═══ Data listing

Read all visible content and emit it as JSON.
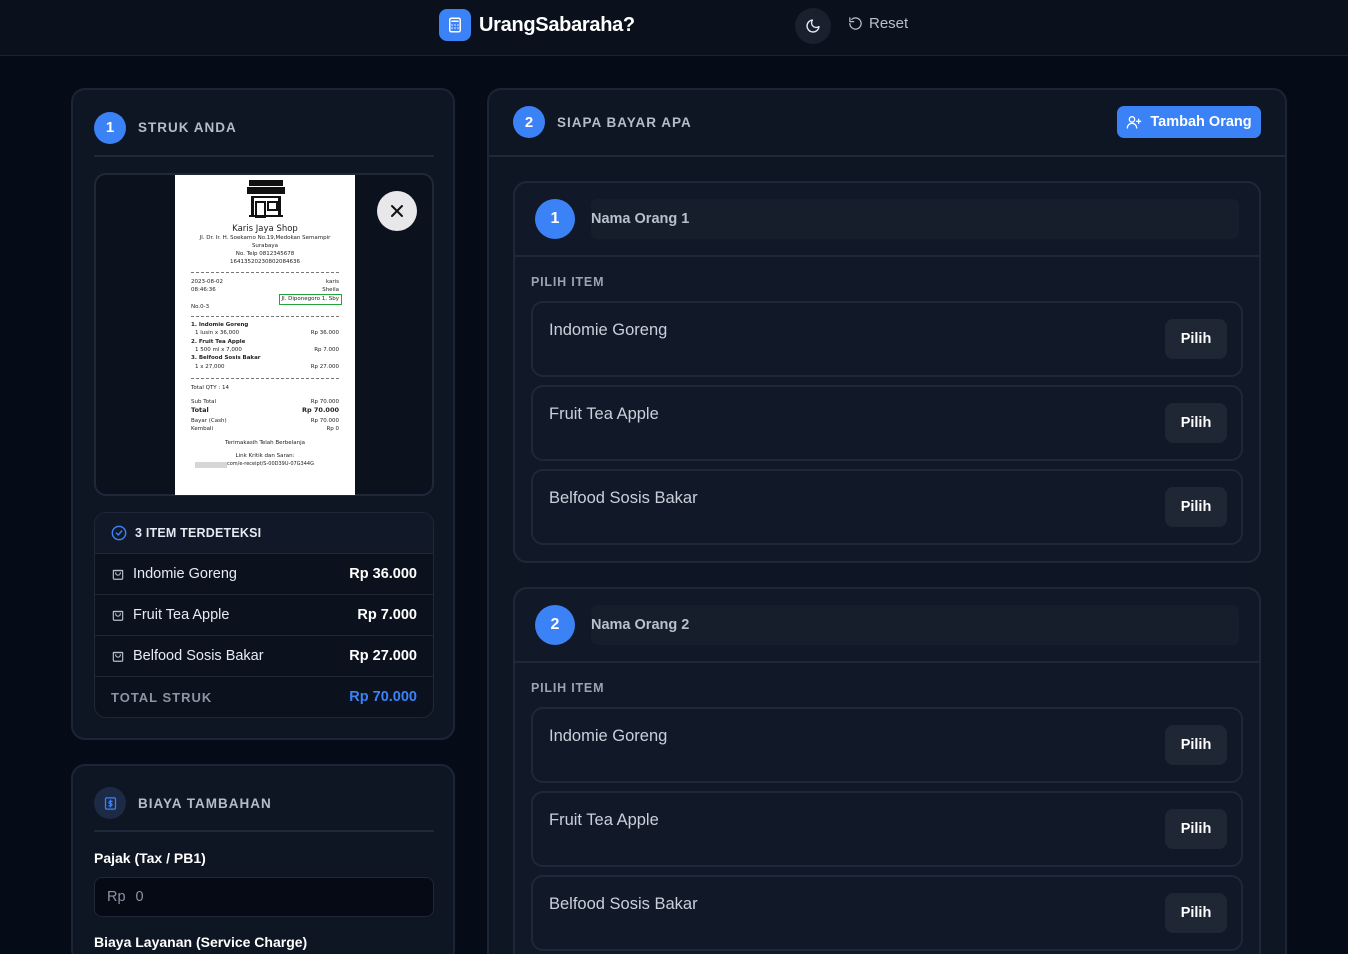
{
  "header": {
    "app_name": "UrangSabaraha?",
    "reset_label": "Reset"
  },
  "receipt_section": {
    "step": "1",
    "title": "STRUK ANDA",
    "receipt": {
      "shop_name": "Karis Jaya Shop",
      "address_line1": "Jl. Dr. Ir. H. Soekarno No.19,Medokan Semampir",
      "address_line2": "Surabaya",
      "phone": "No. Telp 0812345678",
      "code": "16413520230802084636",
      "date": "2023-08-02",
      "time": "08:46:36",
      "cashier": "karis",
      "customer": "Sheila",
      "highlight": "Jl. Diponegoro 1, Sby",
      "number": "No.0-3",
      "lines": [
        {
          "title": "1. Indomie Goreng",
          "detail": "1 lusin x 36,000",
          "amount": "Rp 36.000"
        },
        {
          "title": "2. Fruit Tea Apple",
          "detail": "1 500 ml x 7,000",
          "amount": "Rp 7.000"
        },
        {
          "title": "3. Belfood Sosis Bakar",
          "detail": "1 x 27,000",
          "amount": "Rp 27.000"
        }
      ],
      "total_qty": "Total QTY : 14",
      "sub_total_label": "Sub Total",
      "sub_total": "Rp 70.000",
      "total_label": "Total",
      "total": "Rp 70.000",
      "pay_label": "Bayar (Cash)",
      "pay": "Rp 70.000",
      "change_label": "Kembali",
      "change": "Rp 0",
      "thanks": "Terimakasih Telah Berbelanja",
      "feedback": "Link Kritik dan Saran:",
      "link": "com/e-receipt/S-00D39U-07G344G"
    },
    "detected_title": "3 ITEM TERDETEKSI",
    "items": [
      {
        "name": "Indomie Goreng",
        "price": "Rp 36.000"
      },
      {
        "name": "Fruit Tea Apple",
        "price": "Rp 7.000"
      },
      {
        "name": "Belfood Sosis Bakar",
        "price": "Rp 27.000"
      }
    ],
    "total_label": "TOTAL STRUK",
    "total_value": "Rp 70.000"
  },
  "extra_fees": {
    "title": "BIAYA TAMBAHAN",
    "tax_label": "Pajak (Tax / PB1)",
    "currency": "Rp",
    "tax_value": "0",
    "service_label": "Biaya Layanan (Service Charge)"
  },
  "people_section": {
    "step": "2",
    "title": "SIAPA BAYAR APA",
    "add_label": "Tambah Orang",
    "pick_label": "PILIH ITEM",
    "pick_button": "Pilih",
    "people": [
      {
        "number": "1",
        "name_placeholder": "Nama Orang 1",
        "items": [
          "Indomie Goreng",
          "Fruit Tea Apple",
          "Belfood Sosis Bakar"
        ]
      },
      {
        "number": "2",
        "name_placeholder": "Nama Orang 2",
        "items": [
          "Indomie Goreng",
          "Fruit Tea Apple",
          "Belfood Sosis Bakar"
        ]
      }
    ]
  },
  "colors": {
    "accent": "#3b82f6",
    "background": "#050b17",
    "card": "#0f1623"
  }
}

══════

Given request:
Pictures don't belong in the copy. Restate all the entries exactly.

Expected answer:
Read all visible content and emit it as JSON.
{
  "header": {
    "app_name": "UrangSabaraha?",
    "reset_label": "Reset"
  },
  "receipt_section": {
    "step": "1",
    "title": "STRUK ANDA",
    "receipt": {
      "shop_name": "Karis Jaya Shop",
      "address_line1": "Jl. Dr. Ir. H. Soekarno No.19,Medokan Semampir",
      "address_line2": "Surabaya",
      "phone": "No. Telp 0812345678",
      "code": "16413520230802084636",
      "date": "2023-08-02",
      "time": "08:46:36",
      "cashier": "karis",
      "customer": "Sheila",
      "highlight": "Jl. Diponegoro 1, Sby",
      "number": "No.0-3",
      "lines": [
        {
          "title": "1. Indomie Goreng",
          "detail": "1 lusin x 36,000",
          "amount": "Rp 36.000"
        },
        {
          "title": "2. Fruit Tea Apple",
          "detail": "1 500 ml x 7,000",
          "amount": "Rp 7.000"
        },
        {
          "title": "3. Belfood Sosis Bakar",
          "detail": "1 x 27,000",
          "amount": "Rp 27.000"
        }
      ],
      "total_qty": "Total QTY : 14",
      "sub_total_label": "Sub Total",
      "sub_total": "Rp 70.000",
      "total_label": "Total",
      "total": "Rp 70.000",
      "pay_label": "Bayar (Cash)",
      "pay": "Rp 70.000",
      "change_label": "Kembali",
      "change": "Rp 0",
      "thanks": "Terimakasih Telah Berbelanja",
      "feedback": "Link Kritik dan Saran:",
      "link": "com/e-receipt/S-00D39U-07G344G"
    },
    "detected_title": "3 ITEM TERDETEKSI",
    "items": [
      {
        "name": "Indomie Goreng",
        "price": "Rp 36.000"
      },
      {
        "name": "Fruit Tea Apple",
        "price": "Rp 7.000"
      },
      {
        "name": "Belfood Sosis Bakar",
        "price": "Rp 27.000"
      }
    ],
    "total_label": "TOTAL STRUK",
    "total_value": "Rp 70.000"
  },
  "extra_fees": {
    "title": "BIAYA TAMBAHAN",
    "tax_label": "Pajak (Tax / PB1)",
    "currency": "Rp",
    "tax_value": "0",
    "service_label": "Biaya Layanan (Service Charge)"
  },
  "people_section": {
    "step": "2",
    "title": "SIAPA BAYAR APA",
    "add_label": "Tambah Orang",
    "pick_label": "PILIH ITEM",
    "pick_button": "Pilih",
    "people": [
      {
        "number": "1",
        "name_placeholder": "Nama Orang 1",
        "items": [
          "Indomie Goreng",
          "Fruit Tea Apple",
          "Belfood Sosis Bakar"
        ]
      },
      {
        "number": "2",
        "name_placeholder": "Nama Orang 2",
        "items": [
          "Indomie Goreng",
          "Fruit Tea Apple",
          "Belfood Sosis Bakar"
        ]
      }
    ]
  },
  "colors": {
    "accent": "#3b82f6",
    "background": "#050b17",
    "card": "#0f1623"
  }
}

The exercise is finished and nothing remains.